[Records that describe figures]
****

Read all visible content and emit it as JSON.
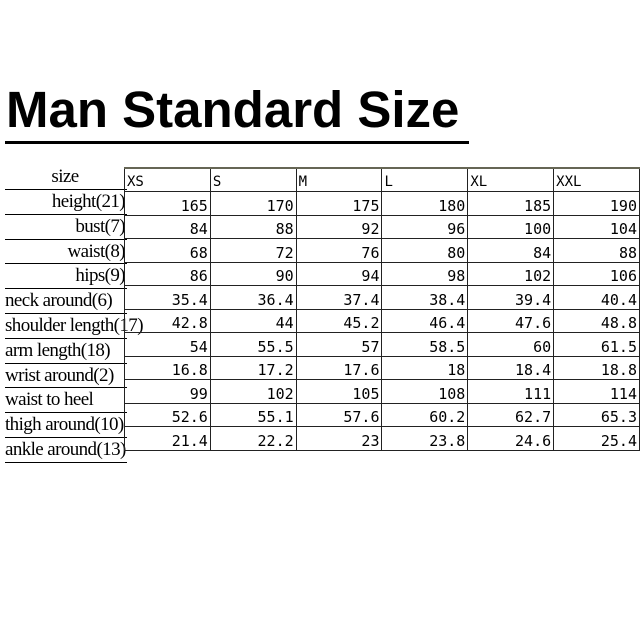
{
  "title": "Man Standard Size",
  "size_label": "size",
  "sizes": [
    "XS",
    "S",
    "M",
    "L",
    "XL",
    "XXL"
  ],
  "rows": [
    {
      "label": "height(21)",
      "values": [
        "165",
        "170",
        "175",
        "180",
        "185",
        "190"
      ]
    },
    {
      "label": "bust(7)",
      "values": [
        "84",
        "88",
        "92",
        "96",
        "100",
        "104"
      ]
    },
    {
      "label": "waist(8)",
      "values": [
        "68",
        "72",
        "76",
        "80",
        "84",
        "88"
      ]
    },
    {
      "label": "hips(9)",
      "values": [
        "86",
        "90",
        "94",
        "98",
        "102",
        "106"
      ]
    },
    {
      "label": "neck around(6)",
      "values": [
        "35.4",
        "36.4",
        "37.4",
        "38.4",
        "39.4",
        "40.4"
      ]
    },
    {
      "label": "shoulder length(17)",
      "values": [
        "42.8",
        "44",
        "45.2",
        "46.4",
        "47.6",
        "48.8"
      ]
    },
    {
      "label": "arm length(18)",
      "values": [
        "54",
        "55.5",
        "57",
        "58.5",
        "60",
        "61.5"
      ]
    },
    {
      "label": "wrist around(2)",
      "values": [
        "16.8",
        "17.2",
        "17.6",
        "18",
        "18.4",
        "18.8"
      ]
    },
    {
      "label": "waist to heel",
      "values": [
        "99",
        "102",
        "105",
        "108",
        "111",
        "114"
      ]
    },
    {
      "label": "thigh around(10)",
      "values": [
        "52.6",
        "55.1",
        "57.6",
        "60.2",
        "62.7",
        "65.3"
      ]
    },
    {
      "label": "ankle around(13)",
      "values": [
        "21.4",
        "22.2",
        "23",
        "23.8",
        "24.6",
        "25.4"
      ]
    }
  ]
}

****

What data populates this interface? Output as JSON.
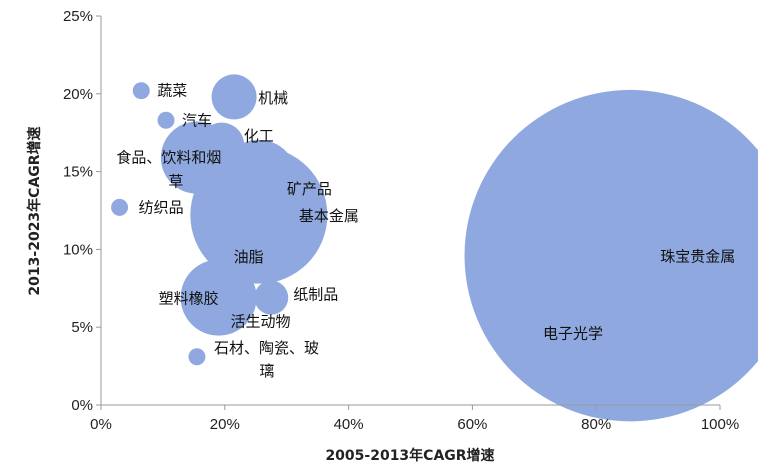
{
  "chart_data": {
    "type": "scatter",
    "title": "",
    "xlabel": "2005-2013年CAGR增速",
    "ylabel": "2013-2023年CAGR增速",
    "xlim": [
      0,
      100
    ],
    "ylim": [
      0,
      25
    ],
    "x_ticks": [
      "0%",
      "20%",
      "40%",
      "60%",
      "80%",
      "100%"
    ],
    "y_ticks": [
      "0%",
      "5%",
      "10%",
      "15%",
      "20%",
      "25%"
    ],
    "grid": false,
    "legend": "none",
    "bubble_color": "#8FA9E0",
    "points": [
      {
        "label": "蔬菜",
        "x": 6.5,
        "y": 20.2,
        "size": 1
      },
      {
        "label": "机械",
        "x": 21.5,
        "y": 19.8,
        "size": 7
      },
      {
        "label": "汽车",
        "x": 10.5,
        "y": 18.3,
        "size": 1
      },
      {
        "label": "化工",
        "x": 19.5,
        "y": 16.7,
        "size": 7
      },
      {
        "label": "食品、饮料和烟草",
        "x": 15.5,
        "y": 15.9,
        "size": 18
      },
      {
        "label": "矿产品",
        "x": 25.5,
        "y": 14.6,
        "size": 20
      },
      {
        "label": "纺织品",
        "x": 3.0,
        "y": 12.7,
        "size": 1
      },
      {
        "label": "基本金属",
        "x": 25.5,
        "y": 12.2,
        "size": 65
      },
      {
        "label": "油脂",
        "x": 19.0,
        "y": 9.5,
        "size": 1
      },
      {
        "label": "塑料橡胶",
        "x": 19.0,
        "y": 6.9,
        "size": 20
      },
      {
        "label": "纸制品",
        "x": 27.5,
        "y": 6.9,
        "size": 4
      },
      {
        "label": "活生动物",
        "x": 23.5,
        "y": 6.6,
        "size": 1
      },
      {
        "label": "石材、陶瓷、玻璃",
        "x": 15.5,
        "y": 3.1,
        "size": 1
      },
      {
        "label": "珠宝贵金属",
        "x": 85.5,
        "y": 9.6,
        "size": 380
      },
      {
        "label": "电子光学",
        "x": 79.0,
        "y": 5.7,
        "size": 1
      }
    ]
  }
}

****

▶ Aim
Copy each line of the records containing the string "JSON".

▶ Written solution
Read all visible content and emit it as JSON.
What data populates this interface? Output as JSON.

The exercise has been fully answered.